**DATA ENTRIES:**
▼

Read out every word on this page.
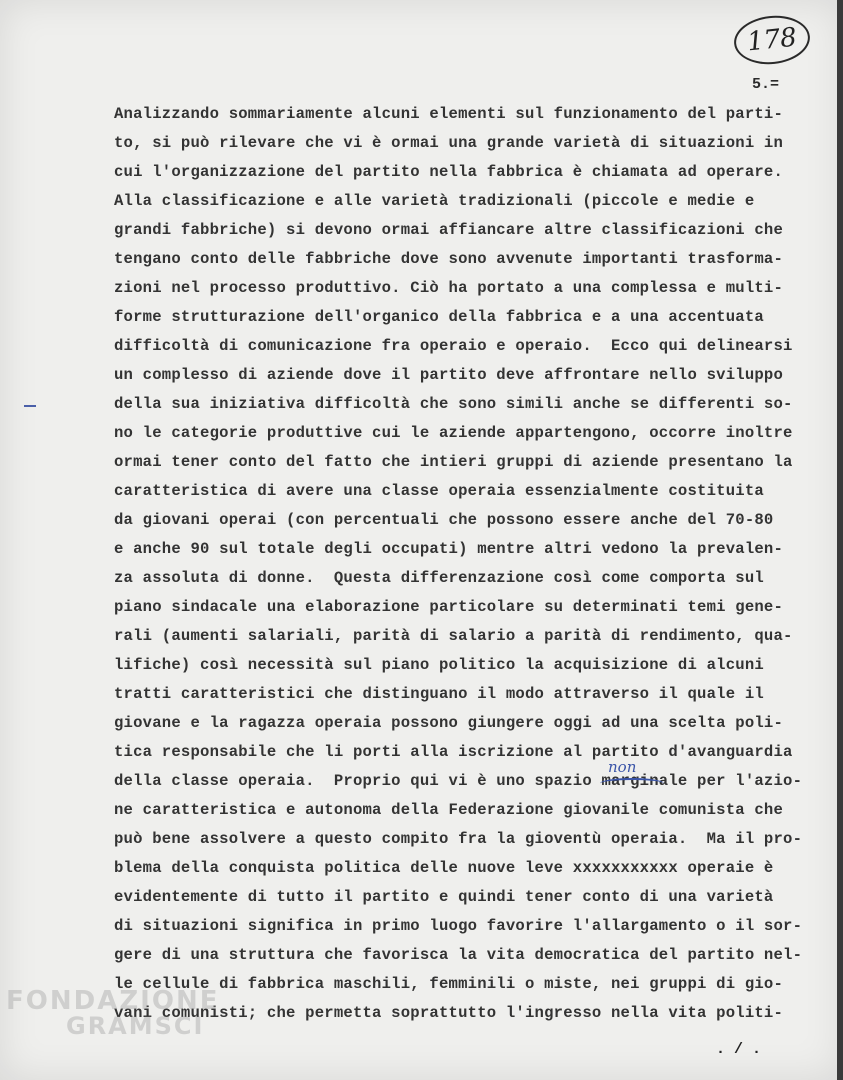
178
5.=
Analizzando sommariamente alcuni elementi sul funzionamento del parti-
to, si può rilevare che vi è ormai una grande varietà di situazioni in
cui l'organizzazione del partito nella fabbrica è chiamata ad operare.
Alla classificazione e alle varietà tradizionali (piccole e medie e
grandi fabbriche) si devono ormai affiancare altre classificazioni che
tengano conto delle fabbriche dove sono avvenute importanti trasforma-
zioni nel processo produttivo. Ciò ha portato a una complessa e multi-
forme strutturazione dell'organico della fabbrica e a una accentuata
difficoltà di comunicazione fra operaio e operaio.  Ecco qui delinearsi
un complesso di aziende dove il partito deve affrontare nello sviluppo
della sua iniziativa difficoltà che sono simili anche se differenti so-
no le categorie produttive cui le aziende appartengono, occorre inoltre
ormai tener conto del fatto che intieri gruppi di aziende presentano la
caratteristica di avere una classe operaia essenzialmente costituita
da giovani operai (con percentuali che possono essere anche del 70-80
e anche 90 sul totale degli occupati) mentre altri vedono la prevalen-
za assoluta di donne.  Questa differenzazione così come comporta sul
piano sindacale una elaborazione particolare su determinati temi gene-
rali (aumenti salariali, parità di salario a parità di rendimento, qua-
lifiche) così necessità sul piano politico la acquisizione di alcuni
tratti caratteristici che distinguano il modo attraverso il quale il
giovane e la ragazza operaia possono giungere oggi ad una scelta poli-
tica responsabile che li porti alla iscrizione al partito d'avanguardia
della classe operaia.  Proprio qui vi è uno spazio marginale per l'azio-
ne caratteristica e autonoma della Federazione giovanile comunista che
può bene assolvere a questo compito fra la gioventù operaia.  Ma il pro-
blema della conquista politica delle nuove leve xxxxxxxxxxx operaie è
evidentemente di tutto il partito e quindi tener conto di una varietà
di situazioni significa in primo luogo favorire l'allargamento o il sor-
gere di una struttura che favorisca la vita democratica del partito nel-
le cellule di fabbrica maschili, femminili o miste, nei gruppi di gio-
vani comunisti; che permetta soprattutto l'ingresso nella vita politi-
non
. / .
FONDAZIONE
GRAMSCI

▲

**YOUR GOAL:** Quote the records above in full, dropping each picture.

**COMPLETED EXERCISE:**
Read out every word on this page.
178
5.=
Analizzando sommariamente alcuni elementi sul funzionamento del parti-
to, si può rilevare che vi è ormai una grande varietà di situazioni in
cui l'organizzazione del partito nella fabbrica è chiamata ad operare.
Alla classificazione e alle varietà tradizionali (piccole e medie e
grandi fabbriche) si devono ormai affiancare altre classificazioni che
tengano conto delle fabbriche dove sono avvenute importanti trasforma-
zioni nel processo produttivo. Ciò ha portato a una complessa e multi-
forme strutturazione dell'organico della fabbrica e a una accentuata
difficoltà di comunicazione fra operaio e operaio.  Ecco qui delinearsi
un complesso di aziende dove il partito deve affrontare nello sviluppo
della sua iniziativa difficoltà che sono simili anche se differenti so-
no le categorie produttive cui le aziende appartengono, occorre inoltre
ormai tener conto del fatto che intieri gruppi di aziende presentano la
caratteristica di avere una classe operaia essenzialmente costituita
da giovani operai (con percentuali che possono essere anche del 70-80
e anche 90 sul totale degli occupati) mentre altri vedono la prevalen-
za assoluta di donne.  Questa differenzazione così come comporta sul
piano sindacale una elaborazione particolare su determinati temi gene-
rali (aumenti salariali, parità di salario a parità di rendimento, qua-
lifiche) così necessità sul piano politico la acquisizione di alcuni
tratti caratteristici che distinguano il modo attraverso il quale il
giovane e la ragazza operaia possono giungere oggi ad una scelta poli-
tica responsabile che li porti alla iscrizione al partito d'avanguardia
della classe operaia.  Proprio qui vi è uno spazio marginale per l'azio-
ne caratteristica e autonoma della Federazione giovanile comunista che
può bene assolvere a questo compito fra la gioventù operaia.  Ma il pro-
blema della conquista politica delle nuove leve xxxxxxxxxxx operaie è
evidentemente di tutto il partito e quindi tener conto di una varietà
di situazioni significa in primo luogo favorire l'allargamento o il sor-
gere di una struttura che favorisca la vita democratica del partito nel-
le cellule di fabbrica maschili, femminili o miste, nei gruppi di gio-
vani comunisti; che permetta soprattutto l'ingresso nella vita politi-
non
. / .
FONDAZIONE
GRAMSCI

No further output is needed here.